Below are some records. Copy every line in them that holds "color".

Chart and figure data:
□ □ □

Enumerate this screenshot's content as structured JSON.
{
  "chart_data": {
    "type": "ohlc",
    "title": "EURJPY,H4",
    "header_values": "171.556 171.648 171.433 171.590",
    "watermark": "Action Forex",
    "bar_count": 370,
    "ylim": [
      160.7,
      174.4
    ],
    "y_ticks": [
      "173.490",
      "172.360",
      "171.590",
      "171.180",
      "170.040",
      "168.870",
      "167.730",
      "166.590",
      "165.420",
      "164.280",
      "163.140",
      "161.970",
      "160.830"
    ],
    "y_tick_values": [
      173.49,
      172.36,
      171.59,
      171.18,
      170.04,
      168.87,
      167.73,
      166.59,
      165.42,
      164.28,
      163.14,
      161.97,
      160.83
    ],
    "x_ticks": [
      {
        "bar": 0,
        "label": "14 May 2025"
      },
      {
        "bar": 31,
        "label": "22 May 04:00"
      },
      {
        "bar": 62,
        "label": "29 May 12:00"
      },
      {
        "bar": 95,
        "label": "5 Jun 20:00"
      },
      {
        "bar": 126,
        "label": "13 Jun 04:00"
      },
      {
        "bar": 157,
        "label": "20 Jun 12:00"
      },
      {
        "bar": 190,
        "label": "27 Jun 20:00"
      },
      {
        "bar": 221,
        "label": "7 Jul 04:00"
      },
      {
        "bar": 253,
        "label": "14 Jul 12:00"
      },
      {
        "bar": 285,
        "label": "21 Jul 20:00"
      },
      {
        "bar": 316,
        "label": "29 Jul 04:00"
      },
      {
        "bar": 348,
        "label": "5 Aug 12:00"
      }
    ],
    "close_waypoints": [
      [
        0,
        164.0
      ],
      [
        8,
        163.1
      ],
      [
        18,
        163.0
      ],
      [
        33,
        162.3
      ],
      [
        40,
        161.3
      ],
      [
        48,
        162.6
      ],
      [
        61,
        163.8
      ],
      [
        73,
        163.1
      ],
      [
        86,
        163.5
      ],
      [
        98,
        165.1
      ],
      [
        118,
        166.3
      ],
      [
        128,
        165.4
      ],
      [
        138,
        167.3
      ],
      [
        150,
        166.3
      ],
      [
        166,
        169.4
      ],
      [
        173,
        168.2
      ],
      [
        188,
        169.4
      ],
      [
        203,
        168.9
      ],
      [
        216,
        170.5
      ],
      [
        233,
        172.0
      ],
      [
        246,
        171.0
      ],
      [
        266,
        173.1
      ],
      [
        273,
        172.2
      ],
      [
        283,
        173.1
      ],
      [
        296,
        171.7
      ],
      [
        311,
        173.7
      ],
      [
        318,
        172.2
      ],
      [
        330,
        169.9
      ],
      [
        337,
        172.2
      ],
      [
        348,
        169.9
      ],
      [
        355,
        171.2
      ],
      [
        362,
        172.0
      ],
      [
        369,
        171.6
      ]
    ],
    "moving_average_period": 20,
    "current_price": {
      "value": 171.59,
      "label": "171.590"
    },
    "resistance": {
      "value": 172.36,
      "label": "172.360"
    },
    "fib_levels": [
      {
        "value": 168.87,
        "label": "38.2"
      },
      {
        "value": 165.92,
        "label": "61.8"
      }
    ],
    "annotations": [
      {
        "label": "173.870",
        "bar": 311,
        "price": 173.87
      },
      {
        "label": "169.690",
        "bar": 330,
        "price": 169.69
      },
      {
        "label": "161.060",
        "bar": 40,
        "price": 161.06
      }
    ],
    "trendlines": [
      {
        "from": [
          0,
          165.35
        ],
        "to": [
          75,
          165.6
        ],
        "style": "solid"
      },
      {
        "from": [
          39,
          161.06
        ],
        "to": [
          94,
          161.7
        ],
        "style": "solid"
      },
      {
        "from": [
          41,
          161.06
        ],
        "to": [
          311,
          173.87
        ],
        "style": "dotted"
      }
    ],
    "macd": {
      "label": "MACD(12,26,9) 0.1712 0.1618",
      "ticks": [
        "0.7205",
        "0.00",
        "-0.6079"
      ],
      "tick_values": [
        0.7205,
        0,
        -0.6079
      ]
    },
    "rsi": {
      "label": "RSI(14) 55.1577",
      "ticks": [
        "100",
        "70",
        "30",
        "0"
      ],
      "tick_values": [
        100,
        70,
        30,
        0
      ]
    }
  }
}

□ □ □

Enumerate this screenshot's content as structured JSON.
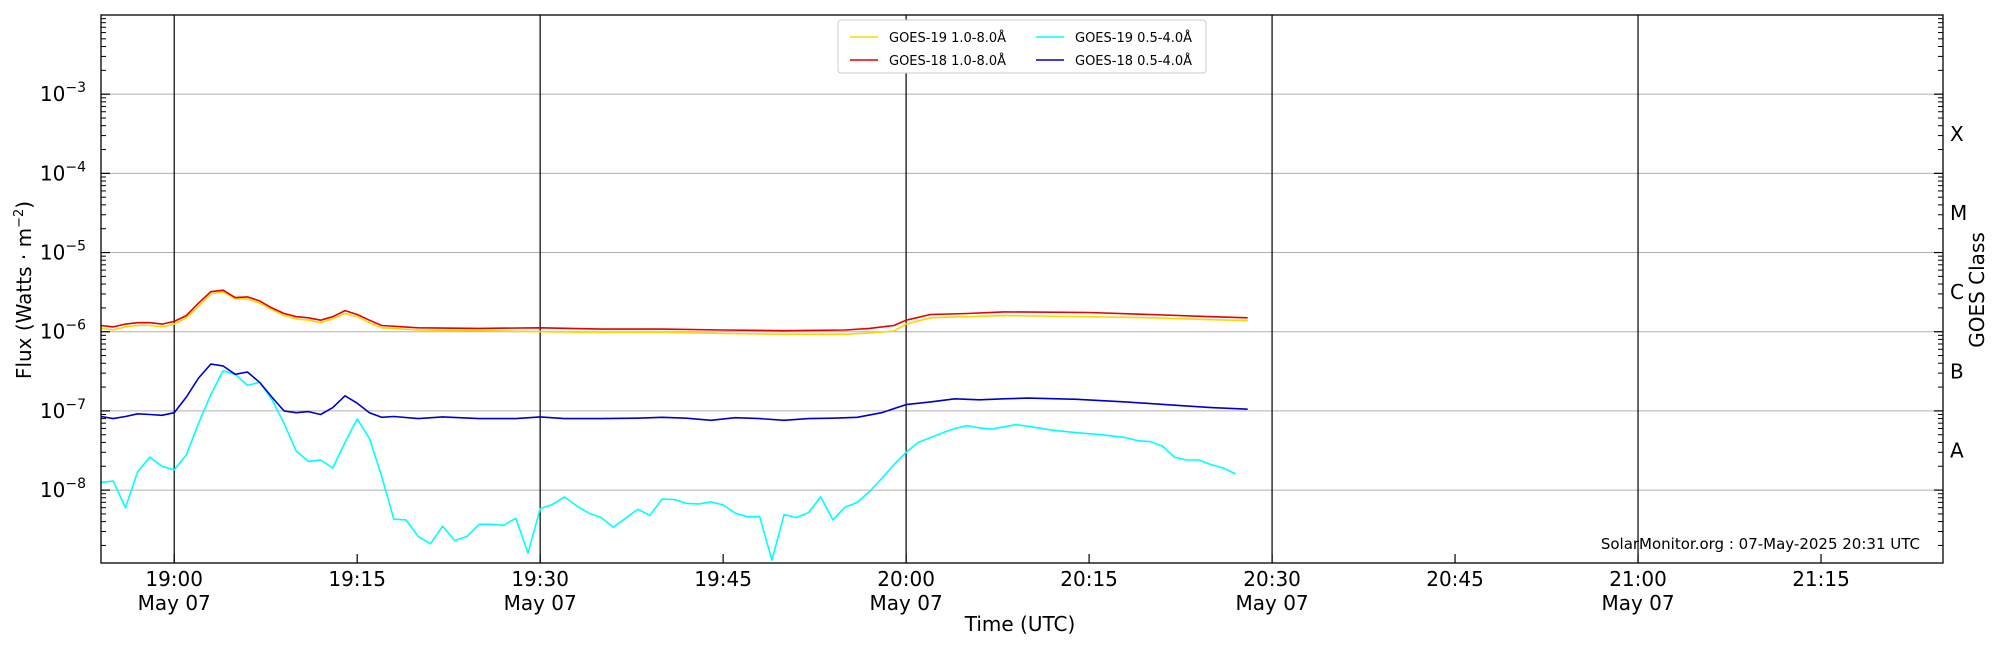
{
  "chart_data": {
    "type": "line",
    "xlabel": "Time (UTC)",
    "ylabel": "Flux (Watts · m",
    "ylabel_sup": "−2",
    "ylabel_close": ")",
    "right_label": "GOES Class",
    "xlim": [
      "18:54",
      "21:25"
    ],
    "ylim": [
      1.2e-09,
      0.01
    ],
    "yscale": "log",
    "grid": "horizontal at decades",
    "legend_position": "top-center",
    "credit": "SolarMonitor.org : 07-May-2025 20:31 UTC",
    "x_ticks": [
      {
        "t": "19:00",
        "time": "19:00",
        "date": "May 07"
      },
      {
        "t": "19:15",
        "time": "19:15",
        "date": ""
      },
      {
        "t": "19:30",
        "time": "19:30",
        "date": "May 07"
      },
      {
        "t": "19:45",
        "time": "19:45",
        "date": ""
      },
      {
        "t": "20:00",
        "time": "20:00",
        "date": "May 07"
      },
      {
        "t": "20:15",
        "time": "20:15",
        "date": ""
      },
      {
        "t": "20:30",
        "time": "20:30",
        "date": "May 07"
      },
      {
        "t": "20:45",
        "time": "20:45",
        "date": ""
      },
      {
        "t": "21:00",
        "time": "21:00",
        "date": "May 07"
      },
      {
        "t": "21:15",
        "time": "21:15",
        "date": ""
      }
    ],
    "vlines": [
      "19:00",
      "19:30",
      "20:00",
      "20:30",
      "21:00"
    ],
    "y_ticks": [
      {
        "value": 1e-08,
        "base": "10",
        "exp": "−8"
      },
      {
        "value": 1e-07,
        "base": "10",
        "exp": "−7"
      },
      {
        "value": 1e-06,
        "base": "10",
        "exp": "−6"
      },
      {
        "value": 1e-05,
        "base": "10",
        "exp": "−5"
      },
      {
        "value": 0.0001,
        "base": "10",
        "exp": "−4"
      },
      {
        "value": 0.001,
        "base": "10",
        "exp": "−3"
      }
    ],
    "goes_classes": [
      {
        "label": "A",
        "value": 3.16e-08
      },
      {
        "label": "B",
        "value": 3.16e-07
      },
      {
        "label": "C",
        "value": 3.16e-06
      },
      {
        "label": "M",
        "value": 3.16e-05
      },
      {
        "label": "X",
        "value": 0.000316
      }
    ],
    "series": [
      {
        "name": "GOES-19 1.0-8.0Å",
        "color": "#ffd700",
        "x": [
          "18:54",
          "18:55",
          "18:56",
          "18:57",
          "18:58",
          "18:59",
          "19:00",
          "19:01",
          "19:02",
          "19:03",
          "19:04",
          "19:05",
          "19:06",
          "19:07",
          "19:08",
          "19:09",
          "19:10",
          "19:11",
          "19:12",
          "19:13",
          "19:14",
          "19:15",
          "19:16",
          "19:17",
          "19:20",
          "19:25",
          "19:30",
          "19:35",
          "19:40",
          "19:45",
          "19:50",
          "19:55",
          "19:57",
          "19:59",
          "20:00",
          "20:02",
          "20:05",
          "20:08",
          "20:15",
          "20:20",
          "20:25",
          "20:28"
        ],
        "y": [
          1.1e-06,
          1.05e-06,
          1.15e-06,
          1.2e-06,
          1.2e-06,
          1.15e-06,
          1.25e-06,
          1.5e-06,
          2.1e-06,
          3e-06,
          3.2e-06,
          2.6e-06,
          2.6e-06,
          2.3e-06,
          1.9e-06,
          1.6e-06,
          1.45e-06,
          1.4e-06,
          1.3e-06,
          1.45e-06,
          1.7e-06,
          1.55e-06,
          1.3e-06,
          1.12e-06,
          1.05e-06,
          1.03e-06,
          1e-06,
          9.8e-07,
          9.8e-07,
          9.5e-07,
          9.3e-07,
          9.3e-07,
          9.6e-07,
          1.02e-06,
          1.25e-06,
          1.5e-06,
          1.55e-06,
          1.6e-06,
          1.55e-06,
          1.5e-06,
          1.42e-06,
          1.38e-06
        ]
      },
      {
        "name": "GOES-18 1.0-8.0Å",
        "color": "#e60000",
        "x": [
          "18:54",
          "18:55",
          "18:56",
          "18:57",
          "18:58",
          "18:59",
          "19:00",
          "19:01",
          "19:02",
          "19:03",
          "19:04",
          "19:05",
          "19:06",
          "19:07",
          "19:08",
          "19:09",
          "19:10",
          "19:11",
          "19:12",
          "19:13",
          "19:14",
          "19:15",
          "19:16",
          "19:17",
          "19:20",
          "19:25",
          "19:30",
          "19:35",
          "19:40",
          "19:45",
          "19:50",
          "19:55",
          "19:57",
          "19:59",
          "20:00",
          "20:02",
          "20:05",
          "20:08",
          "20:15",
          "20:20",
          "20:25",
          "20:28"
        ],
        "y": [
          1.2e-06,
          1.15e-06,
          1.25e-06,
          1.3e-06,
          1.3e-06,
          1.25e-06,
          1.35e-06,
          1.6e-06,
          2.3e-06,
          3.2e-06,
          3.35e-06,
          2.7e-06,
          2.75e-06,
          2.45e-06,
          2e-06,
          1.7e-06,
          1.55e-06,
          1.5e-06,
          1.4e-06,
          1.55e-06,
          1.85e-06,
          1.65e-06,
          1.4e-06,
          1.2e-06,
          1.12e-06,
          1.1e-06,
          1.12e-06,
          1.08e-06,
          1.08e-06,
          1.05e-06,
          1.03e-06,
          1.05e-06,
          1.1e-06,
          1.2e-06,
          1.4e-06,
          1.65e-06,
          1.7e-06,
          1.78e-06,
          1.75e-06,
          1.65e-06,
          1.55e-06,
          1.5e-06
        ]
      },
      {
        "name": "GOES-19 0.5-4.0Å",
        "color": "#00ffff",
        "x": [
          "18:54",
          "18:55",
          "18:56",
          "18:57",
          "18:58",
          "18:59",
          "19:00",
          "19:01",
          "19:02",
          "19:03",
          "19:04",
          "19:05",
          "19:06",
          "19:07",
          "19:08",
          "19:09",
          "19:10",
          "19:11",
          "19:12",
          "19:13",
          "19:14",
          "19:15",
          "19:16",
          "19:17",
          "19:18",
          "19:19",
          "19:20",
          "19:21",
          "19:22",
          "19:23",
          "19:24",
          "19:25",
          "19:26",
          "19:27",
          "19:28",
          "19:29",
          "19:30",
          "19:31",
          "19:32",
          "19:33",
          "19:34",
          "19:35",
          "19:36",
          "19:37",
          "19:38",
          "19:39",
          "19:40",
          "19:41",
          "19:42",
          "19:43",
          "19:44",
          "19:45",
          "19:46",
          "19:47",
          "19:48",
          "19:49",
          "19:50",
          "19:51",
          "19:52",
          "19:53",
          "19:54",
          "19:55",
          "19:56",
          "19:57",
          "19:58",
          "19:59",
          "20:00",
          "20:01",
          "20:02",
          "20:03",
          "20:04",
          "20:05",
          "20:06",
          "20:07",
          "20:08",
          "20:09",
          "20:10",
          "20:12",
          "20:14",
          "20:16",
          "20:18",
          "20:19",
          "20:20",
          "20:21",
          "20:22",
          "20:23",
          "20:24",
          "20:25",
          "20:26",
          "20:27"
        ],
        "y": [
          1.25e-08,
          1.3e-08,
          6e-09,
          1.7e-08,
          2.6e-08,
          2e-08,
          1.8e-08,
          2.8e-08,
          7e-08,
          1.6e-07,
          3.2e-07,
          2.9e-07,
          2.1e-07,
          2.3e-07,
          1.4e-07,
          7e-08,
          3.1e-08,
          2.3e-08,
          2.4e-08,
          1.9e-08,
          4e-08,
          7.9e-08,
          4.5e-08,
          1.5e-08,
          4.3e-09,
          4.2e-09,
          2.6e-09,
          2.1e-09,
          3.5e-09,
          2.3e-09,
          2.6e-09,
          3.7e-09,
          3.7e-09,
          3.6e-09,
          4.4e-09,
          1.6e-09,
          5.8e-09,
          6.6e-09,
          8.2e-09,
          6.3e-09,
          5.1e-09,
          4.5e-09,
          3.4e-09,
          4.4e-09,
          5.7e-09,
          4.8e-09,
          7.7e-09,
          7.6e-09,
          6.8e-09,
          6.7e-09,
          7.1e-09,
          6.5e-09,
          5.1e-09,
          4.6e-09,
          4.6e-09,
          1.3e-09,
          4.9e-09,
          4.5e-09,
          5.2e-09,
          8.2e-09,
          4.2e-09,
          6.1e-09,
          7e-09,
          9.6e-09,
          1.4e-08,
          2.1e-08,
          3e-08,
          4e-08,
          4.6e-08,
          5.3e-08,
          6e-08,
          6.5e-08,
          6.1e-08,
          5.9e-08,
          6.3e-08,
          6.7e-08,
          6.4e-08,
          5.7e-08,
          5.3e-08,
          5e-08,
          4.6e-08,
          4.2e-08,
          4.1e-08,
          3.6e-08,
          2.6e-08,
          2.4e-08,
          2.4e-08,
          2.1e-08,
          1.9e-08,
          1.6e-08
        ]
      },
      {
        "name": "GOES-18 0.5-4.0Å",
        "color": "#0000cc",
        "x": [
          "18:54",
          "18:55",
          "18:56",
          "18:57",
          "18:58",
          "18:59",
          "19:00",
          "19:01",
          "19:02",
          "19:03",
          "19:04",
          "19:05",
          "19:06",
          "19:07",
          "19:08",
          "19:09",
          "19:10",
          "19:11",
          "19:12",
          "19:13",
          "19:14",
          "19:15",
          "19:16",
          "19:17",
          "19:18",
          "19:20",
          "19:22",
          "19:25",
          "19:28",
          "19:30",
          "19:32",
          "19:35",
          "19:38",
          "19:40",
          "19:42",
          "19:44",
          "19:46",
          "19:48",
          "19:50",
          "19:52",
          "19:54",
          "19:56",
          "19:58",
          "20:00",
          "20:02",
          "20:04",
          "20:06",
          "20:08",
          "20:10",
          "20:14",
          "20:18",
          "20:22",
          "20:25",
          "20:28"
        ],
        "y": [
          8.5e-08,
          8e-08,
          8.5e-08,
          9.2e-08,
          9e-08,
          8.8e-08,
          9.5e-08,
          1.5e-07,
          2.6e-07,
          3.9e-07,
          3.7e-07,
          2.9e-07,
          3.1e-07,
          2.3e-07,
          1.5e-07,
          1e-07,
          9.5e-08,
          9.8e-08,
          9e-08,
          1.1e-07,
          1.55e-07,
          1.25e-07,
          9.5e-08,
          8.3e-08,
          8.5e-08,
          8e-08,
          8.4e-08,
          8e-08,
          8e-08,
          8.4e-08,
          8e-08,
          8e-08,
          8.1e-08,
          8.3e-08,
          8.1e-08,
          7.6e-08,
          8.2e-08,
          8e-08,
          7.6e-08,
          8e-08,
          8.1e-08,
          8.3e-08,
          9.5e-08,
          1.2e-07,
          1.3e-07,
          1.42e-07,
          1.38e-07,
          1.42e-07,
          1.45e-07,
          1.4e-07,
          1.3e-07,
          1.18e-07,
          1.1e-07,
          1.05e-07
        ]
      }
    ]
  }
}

□ □ □

# Exercise response
        "color": "#ffd700",
        "color": "#e60000",
        "color": "#00ffff",
        "color": "#0000cc",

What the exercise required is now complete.